((

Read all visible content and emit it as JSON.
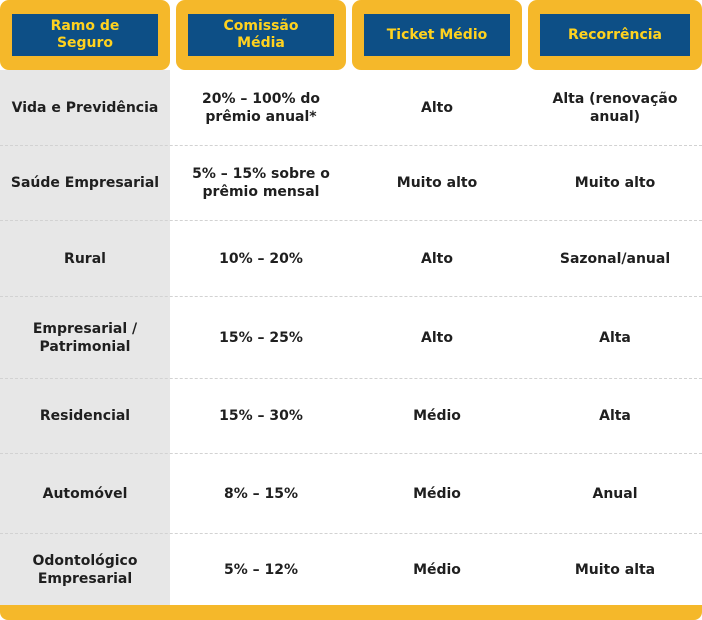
{
  "table": {
    "headers": [
      "Ramo de Seguro",
      "Comissão Média",
      "Ticket Médio",
      "Recorrência"
    ],
    "rows": [
      {
        "ramo": "Vida e Previdência",
        "comissao": "20% – 100% do prêmio anual*",
        "ticket": "Alto",
        "recorrencia": "Alta (renovação anual)"
      },
      {
        "ramo": "Saúde Empresarial",
        "comissao": "5% – 15% sobre o prêmio mensal",
        "ticket": "Muito alto",
        "recorrencia": "Muito alto"
      },
      {
        "ramo": "Rural",
        "comissao": "10% – 20%",
        "ticket": "Alto",
        "recorrencia": "Sazonal/anual"
      },
      {
        "ramo": "Empresarial / Patrimonial",
        "comissao": "15% – 25%",
        "ticket": "Alto",
        "recorrencia": "Alta"
      },
      {
        "ramo": "Residencial",
        "comissao": "15% – 30%",
        "ticket": "Médio",
        "recorrencia": "Alta"
      },
      {
        "ramo": "Automóvel",
        "comissao": "8% – 15%",
        "ticket": "Médio",
        "recorrencia": "Anual"
      },
      {
        "ramo": "Odontológico Empresarial",
        "comissao": "5% – 12%",
        "ticket": "Médio",
        "recorrencia": "Muito alta"
      }
    ]
  },
  "colors": {
    "header_bg": "#0d4f86",
    "header_text": "#ffd21f",
    "accent_yellow": "#f5b82a",
    "first_col_shade": "#e7e7e7"
  }
}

))

§ **Exercise aim**
Pictures are to be left out; the records above must be repeated word for word.

§ **Finished answer**
Read all visible content and emit it as JSON.
{
  "table": {
    "headers": [
      "Ramo de Seguro",
      "Comissão Média",
      "Ticket Médio",
      "Recorrência"
    ],
    "rows": [
      {
        "ramo": "Vida e Previdência",
        "comissao": "20% – 100% do prêmio anual*",
        "ticket": "Alto",
        "recorrencia": "Alta (renovação anual)"
      },
      {
        "ramo": "Saúde Empresarial",
        "comissao": "5% – 15% sobre o prêmio mensal",
        "ticket": "Muito alto",
        "recorrencia": "Muito alto"
      },
      {
        "ramo": "Rural",
        "comissao": "10% – 20%",
        "ticket": "Alto",
        "recorrencia": "Sazonal/anual"
      },
      {
        "ramo": "Empresarial / Patrimonial",
        "comissao": "15% – 25%",
        "ticket": "Alto",
        "recorrencia": "Alta"
      },
      {
        "ramo": "Residencial",
        "comissao": "15% – 30%",
        "ticket": "Médio",
        "recorrencia": "Alta"
      },
      {
        "ramo": "Automóvel",
        "comissao": "8% – 15%",
        "ticket": "Médio",
        "recorrencia": "Anual"
      },
      {
        "ramo": "Odontológico Empresarial",
        "comissao": "5% – 12%",
        "ticket": "Médio",
        "recorrencia": "Muito alta"
      }
    ]
  },
  "colors": {
    "header_bg": "#0d4f86",
    "header_text": "#ffd21f",
    "accent_yellow": "#f5b82a",
    "first_col_shade": "#e7e7e7"
  }
}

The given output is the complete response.